- Job -
In the forum thread about decoding accented letters in a Python string, what does one commenter say the notation `\u1234` is?

- Passage shown -

-1

I am working on simple python script. Unluckily some data I must work with, are stored as follows:

My data

trouble_string = '{\"N\": \"Centr\\u00e1lna nervov\\u00e1 s\\u00fastava\"}'

What I want to achieve

I want to convert string in following format.

decoded_string = '{"N": "Centrálna nervová sústava"}'

Problem

You can see there are accented letters numerically encoded. Is there any smart way how to decode this string?

What I tried

bytes(s, encoding='utf-8').decode(encoding='utf-16')
# outputs: '䌢湥牴畜〰ㅥ湬\u2061敮癲癯畜〰ㅥ猠畜〰慦瑳癡≡'

bytes(s, encoding='utf-16').decode(encoding='utf-8')
# outputs: UnicodeDecodeError: 'utf-8' codec can't decode byte 0xff in position 0: invalid start byte
tripleee
  • 175,061
  • 34
  • 275
  • 318
Fusion
  • 5,046
  • 5
  • 42
  • 51
  • The assumption that anything here is UTF-16 is false. This is just regular backslash escaping. – tripleee Sep 25 '19 at 14:54
  • @tripleee Looks like utf-8 and utf-16 have different way of escaping - Check out https://convertcodes.com/unicode-converter-encode-decode-utf/. – Fusion Sep 25 '19 at 15:27
  • 2
    No, the page you are linking to is confused. Neither UTF-8 nor UTF-16 has any backslash escaping mechanism. The notation `\u1234` is simply Python's way of representing a Unicode character (and at this point it has no encoding at all, neither UTF-8 nor UTF-16). JSON is by definition UTF-8 but uses precisely this representation, too, so my vote is on deceze's answer. – tripleee Sep 25 '19 at 15:29
  • Maybe see also https://stackoverflow.com/questions/32499846/is-utf-16-compatible-with-utf-8 – tripleee Sep 26 '19 at 04:11

2 Answers2

3

It looks like JSON, so decode it and the encode it in a way that you prefer?

- Data -
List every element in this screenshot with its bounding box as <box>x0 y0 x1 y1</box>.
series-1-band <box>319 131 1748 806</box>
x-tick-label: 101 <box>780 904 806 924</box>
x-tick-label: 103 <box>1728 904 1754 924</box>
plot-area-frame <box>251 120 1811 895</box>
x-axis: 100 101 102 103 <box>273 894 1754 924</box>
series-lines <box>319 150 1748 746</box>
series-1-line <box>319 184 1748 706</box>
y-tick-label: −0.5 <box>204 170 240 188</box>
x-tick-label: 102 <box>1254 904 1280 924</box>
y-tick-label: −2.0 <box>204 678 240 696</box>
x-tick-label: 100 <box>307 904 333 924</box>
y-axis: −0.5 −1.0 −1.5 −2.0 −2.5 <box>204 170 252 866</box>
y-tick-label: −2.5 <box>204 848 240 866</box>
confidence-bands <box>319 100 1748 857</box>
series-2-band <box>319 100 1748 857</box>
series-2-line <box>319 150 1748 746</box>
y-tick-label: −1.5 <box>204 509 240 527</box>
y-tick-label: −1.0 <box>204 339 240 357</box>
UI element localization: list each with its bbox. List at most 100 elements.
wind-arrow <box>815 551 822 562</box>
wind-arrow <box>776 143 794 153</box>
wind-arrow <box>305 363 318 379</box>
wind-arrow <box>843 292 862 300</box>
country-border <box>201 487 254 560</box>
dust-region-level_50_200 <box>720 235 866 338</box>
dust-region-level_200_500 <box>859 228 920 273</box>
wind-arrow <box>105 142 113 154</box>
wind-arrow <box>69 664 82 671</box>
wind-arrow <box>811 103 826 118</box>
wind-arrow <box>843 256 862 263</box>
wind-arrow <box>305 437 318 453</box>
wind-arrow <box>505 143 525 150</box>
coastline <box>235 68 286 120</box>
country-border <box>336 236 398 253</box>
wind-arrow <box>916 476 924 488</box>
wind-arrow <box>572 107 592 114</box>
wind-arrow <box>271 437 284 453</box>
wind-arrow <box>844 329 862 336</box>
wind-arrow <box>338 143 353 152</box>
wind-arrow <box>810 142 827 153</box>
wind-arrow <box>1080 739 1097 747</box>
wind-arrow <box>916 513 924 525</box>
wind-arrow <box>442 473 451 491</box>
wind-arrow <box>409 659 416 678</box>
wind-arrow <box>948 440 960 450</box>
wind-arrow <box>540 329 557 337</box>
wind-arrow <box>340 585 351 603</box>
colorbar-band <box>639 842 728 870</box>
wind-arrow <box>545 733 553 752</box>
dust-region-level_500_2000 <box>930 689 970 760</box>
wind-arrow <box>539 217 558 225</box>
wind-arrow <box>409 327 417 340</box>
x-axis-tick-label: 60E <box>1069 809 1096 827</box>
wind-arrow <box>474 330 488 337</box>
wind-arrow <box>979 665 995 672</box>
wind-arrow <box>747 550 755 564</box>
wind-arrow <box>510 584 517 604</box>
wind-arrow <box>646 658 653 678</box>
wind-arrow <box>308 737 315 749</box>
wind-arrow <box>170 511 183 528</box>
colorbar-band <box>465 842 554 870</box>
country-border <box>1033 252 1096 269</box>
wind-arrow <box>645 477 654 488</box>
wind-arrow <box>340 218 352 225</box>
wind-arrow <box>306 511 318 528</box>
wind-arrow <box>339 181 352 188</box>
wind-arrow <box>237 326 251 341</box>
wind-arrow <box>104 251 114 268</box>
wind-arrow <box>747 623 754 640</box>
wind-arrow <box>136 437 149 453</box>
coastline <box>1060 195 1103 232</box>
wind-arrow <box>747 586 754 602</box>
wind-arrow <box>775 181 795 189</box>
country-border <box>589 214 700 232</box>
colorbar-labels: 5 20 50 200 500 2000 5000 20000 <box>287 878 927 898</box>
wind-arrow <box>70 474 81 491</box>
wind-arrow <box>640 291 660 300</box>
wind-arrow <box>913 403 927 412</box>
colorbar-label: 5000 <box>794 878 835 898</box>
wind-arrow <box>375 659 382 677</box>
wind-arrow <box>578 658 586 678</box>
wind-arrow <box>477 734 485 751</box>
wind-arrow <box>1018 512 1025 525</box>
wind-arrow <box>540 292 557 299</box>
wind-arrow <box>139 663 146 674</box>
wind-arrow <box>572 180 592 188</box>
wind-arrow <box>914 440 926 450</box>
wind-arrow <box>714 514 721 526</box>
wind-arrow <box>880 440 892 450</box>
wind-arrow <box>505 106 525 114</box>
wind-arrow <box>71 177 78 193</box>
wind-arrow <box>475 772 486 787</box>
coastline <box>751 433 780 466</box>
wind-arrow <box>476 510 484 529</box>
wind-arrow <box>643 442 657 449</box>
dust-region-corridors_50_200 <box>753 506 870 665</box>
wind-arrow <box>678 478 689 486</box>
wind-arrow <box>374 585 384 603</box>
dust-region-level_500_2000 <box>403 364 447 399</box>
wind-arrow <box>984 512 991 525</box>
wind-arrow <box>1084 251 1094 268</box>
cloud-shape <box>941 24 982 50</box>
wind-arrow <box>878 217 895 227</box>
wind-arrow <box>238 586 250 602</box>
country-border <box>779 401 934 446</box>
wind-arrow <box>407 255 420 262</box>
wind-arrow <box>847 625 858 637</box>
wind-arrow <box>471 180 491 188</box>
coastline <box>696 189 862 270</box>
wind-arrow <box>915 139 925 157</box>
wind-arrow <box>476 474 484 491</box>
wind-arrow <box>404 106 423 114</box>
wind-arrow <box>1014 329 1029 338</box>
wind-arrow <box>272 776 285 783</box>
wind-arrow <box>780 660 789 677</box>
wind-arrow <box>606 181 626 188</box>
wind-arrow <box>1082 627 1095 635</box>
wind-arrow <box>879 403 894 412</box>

- In response -
It is Python's way of representing a Unicode character, with no encoding at all.